Write the material out again exactly as it stands.

» **Material for the task**
[Start]

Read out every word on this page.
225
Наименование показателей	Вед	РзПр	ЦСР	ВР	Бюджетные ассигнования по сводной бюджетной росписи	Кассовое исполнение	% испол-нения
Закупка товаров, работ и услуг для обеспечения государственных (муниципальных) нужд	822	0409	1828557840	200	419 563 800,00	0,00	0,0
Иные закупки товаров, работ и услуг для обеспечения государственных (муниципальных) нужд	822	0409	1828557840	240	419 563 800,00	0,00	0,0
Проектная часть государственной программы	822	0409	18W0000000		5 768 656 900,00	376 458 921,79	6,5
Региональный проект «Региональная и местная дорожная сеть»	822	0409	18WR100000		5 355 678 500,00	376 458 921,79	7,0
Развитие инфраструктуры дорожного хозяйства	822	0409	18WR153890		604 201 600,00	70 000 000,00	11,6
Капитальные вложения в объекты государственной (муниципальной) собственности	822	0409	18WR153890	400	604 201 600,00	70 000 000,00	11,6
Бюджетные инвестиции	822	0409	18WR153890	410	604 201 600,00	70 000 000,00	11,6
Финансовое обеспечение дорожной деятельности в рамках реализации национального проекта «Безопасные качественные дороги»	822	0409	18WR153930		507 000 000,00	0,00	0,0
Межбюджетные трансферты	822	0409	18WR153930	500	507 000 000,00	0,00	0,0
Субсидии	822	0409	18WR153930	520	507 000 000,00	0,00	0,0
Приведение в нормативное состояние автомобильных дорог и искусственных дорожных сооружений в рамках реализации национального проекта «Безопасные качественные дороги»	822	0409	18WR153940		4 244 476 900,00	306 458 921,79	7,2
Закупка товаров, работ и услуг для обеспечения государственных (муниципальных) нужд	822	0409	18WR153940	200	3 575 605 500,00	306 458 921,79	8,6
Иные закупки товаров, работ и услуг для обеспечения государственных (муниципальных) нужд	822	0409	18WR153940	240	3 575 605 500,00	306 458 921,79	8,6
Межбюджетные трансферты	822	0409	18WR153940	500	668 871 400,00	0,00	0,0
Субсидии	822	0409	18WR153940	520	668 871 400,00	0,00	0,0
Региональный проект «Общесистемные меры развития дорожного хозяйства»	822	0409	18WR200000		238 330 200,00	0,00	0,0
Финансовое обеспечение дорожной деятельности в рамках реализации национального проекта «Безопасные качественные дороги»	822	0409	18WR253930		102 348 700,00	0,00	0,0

[End]

» **Output**
Read out every word on this page.
225
Наименование показателей	Вед	РзПр	ЦСР	ВР	Бюджетные ассигнования по сводной бюджетной росписи	Кассовое исполнение	% испол-нения
Закупка товаров, работ и услуг для обеспечения государственных (муниципальных) нужд	822	0409	1828557840	200	419 563 800,00	0,00	0,0
Иные закупки товаров, работ и услуг для обеспечения государственных (муниципальных) нужд	822	0409	1828557840	240	419 563 800,00	0,00	0,0
Проектная часть государственной программы	822	0409	18W0000000		5 768 656 900,00	376 458 921,79	6,5
Региональный проект «Региональная и местная дорожная сеть»	822	0409	18WR100000		5 355 678 500,00	376 458 921,79	7,0
Развитие инфраструктуры дорожного хозяйства	822	0409	18WR153890		604 201 600,00	70 000 000,00	11,6
Капитальные вложения в объекты государственной (муниципальной) собственности	822	0409	18WR153890	400	604 201 600,00	70 000 000,00	11,6
Бюджетные инвестиции	822	0409	18WR153890	410	604 201 600,00	70 000 000,00	11,6
Финансовое обеспечение дорожной деятельности в рамках реализации национального проекта «Безопасные качественные дороги»	822	0409	18WR153930		507 000 000,00	0,00	0,0
Межбюджетные трансферты	822	0409	18WR153930	500	507 000 000,00	0,00	0,0
Субсидии	822	0409	18WR153930	520	507 000 000,00	0,00	0,0
Приведение в нормативное состояние автомобильных дорог и искусственных дорожных сооружений в рамках реализации национального проекта «Безопасные качественные дороги»	822	0409	18WR153940		4 244 476 900,00	306 458 921,79	7,2
Закупка товаров, работ и услуг для обеспечения государственных (муниципальных) нужд	822	0409	18WR153940	200	3 575 605 500,00	306 458 921,79	8,6
Иные закупки товаров, работ и услуг для обеспечения государственных (муниципальных) нужд	822	0409	18WR153940	240	3 575 605 500,00	306 458 921,79	8,6
Межбюджетные трансферты	822	0409	18WR153940	500	668 871 400,00	0,00	0,0
Субсидии	822	0409	18WR153940	520	668 871 400,00	0,00	0,0
Региональный проект «Общесистемные меры развития дорожного хозяйства»	822	0409	18WR200000		238 330 200,00	0,00	0,0
Финансовое обеспечение дорожной деятельности в рамках реализации национального проекта «Безопасные качественные дороги»	822	0409	18WR253930		102 348 700,00	0,00	0,0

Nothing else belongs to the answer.